Set exercise -
Rewrite the material below with every "move-arrows-icon" changed to "drag-handle-icon", keep everything else the same, and leave out the pictures.

Given records -
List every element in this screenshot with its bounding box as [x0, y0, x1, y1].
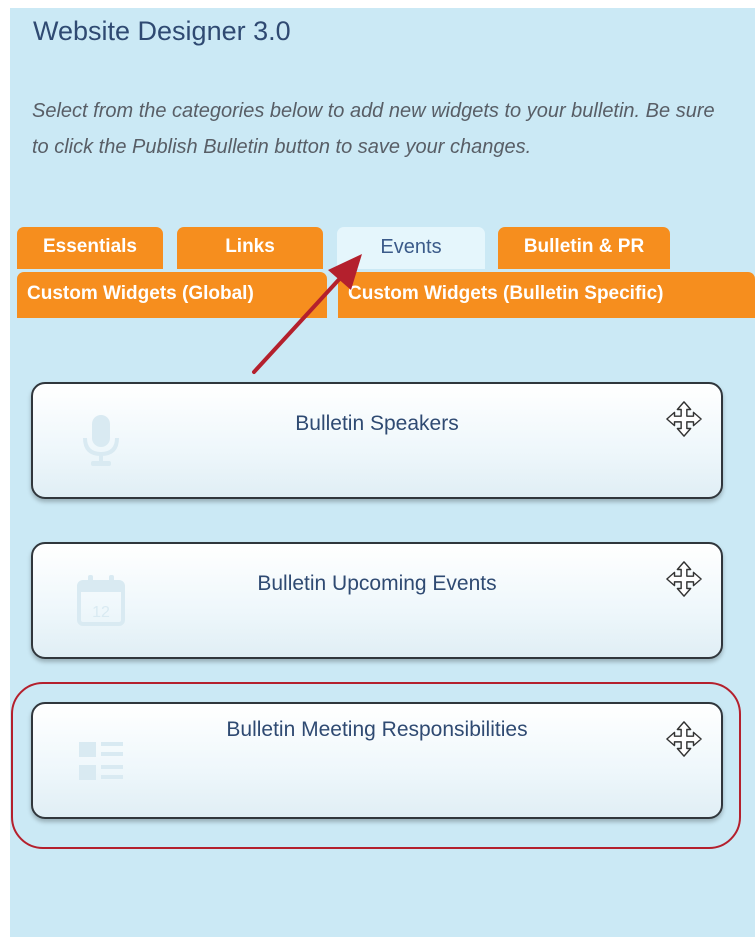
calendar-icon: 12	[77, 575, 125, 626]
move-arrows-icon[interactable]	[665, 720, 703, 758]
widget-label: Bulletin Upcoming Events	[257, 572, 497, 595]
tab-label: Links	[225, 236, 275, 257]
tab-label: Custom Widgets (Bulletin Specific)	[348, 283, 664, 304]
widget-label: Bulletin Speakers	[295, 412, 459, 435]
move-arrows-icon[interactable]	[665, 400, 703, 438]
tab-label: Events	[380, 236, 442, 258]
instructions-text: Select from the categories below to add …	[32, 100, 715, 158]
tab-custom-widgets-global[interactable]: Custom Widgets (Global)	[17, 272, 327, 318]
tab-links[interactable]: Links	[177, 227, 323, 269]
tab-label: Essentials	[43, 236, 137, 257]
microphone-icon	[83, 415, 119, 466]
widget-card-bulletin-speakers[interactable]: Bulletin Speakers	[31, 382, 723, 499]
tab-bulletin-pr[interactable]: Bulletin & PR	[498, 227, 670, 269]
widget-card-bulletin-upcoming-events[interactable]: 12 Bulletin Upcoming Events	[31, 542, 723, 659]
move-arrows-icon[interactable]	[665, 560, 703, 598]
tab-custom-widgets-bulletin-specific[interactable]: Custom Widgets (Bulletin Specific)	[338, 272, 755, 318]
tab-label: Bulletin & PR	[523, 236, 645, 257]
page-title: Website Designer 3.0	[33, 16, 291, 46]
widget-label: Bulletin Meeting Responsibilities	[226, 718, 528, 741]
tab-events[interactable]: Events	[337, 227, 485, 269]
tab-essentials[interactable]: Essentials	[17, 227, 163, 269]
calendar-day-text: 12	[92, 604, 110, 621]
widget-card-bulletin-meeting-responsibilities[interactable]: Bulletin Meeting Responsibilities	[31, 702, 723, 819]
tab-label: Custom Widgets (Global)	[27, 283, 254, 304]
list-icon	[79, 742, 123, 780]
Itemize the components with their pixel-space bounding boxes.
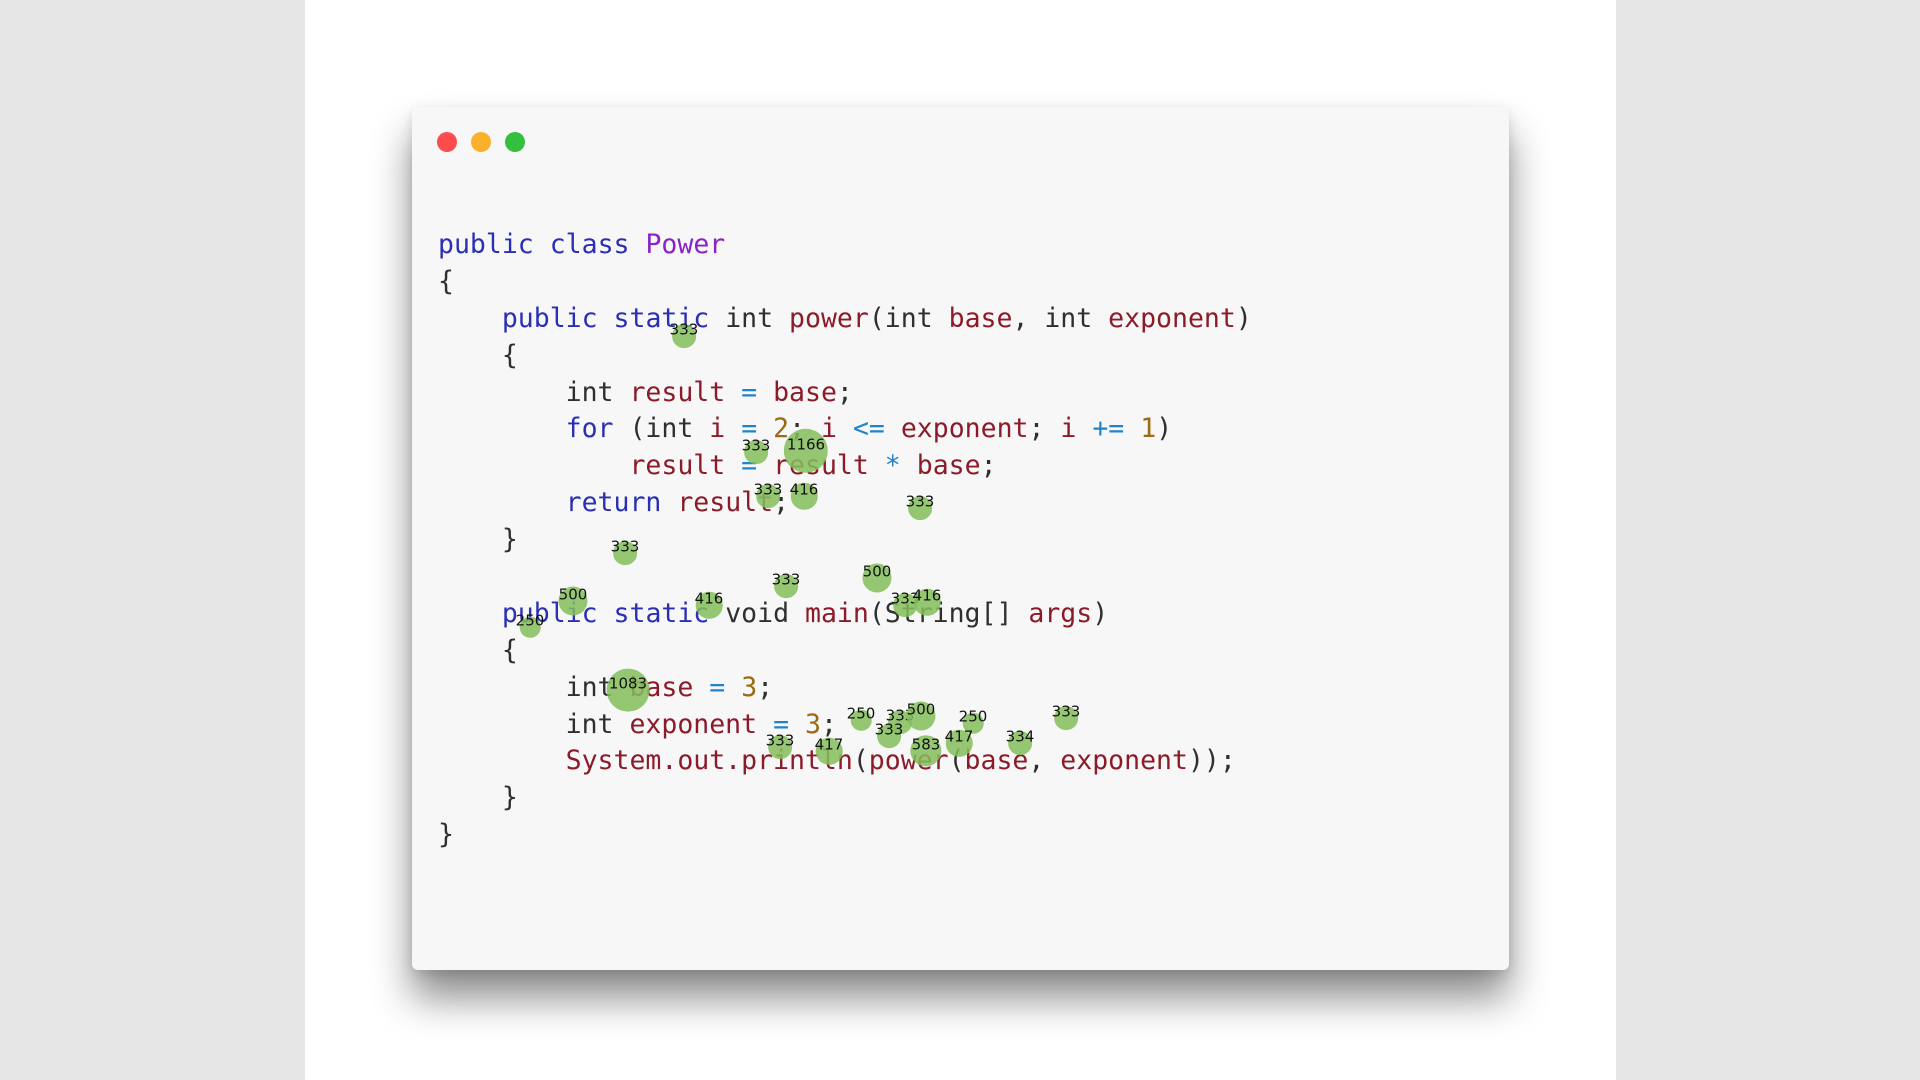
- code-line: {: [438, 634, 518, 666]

Output -
List every element in this screenshot with its bounding box as [x0, y0, x1, y1].
calendar-icon: 12	[77, 575, 125, 626]
drag-handle-icon[interactable]	[665, 720, 703, 758]
widget-label: Bulletin Upcoming Events	[257, 572, 497, 595]
tab-label: Links	[225, 236, 275, 257]
tab-label: Custom Widgets (Bulletin Specific)	[348, 283, 664, 304]
widget-label: Bulletin Speakers	[295, 412, 459, 435]
drag-handle-icon[interactable]	[665, 400, 703, 438]
tab-label: Events	[380, 236, 442, 258]
instructions-text: Select from the categories below to add …	[32, 100, 715, 158]
tab-custom-widgets-global[interactable]: Custom Widgets (Global)	[17, 272, 327, 318]
tab-links[interactable]: Links	[177, 227, 323, 269]
tab-label: Essentials	[43, 236, 137, 257]
microphone-icon	[83, 415, 119, 466]
widget-card-bulletin-speakers[interactable]: Bulletin Speakers	[31, 382, 723, 499]
tab-bulletin-pr[interactable]: Bulletin & PR	[498, 227, 670, 269]
widget-card-bulletin-upcoming-events[interactable]: 12 Bulletin Upcoming Events	[31, 542, 723, 659]
drag-handle-icon[interactable]	[665, 560, 703, 598]
tab-custom-widgets-bulletin-specific[interactable]: Custom Widgets (Bulletin Specific)	[338, 272, 755, 318]
tab-label: Bulletin & PR	[523, 236, 645, 257]
page-title: Website Designer 3.0	[33, 16, 291, 46]
widget-label: Bulletin Meeting Responsibilities	[226, 718, 528, 741]
tab-events[interactable]: Events	[337, 227, 485, 269]
tab-essentials[interactable]: Essentials	[17, 227, 163, 269]
calendar-day-text: 12	[92, 604, 110, 621]
widget-card-bulletin-meeting-responsibilities[interactable]: Bulletin Meeting Responsibilities	[31, 702, 723, 819]
tab-label: Custom Widgets (Global)	[27, 283, 254, 304]
list-icon	[79, 742, 123, 780]
Itemize the components with their pixel-space bounding boxes.
- code-line: {: [438, 634, 518, 666]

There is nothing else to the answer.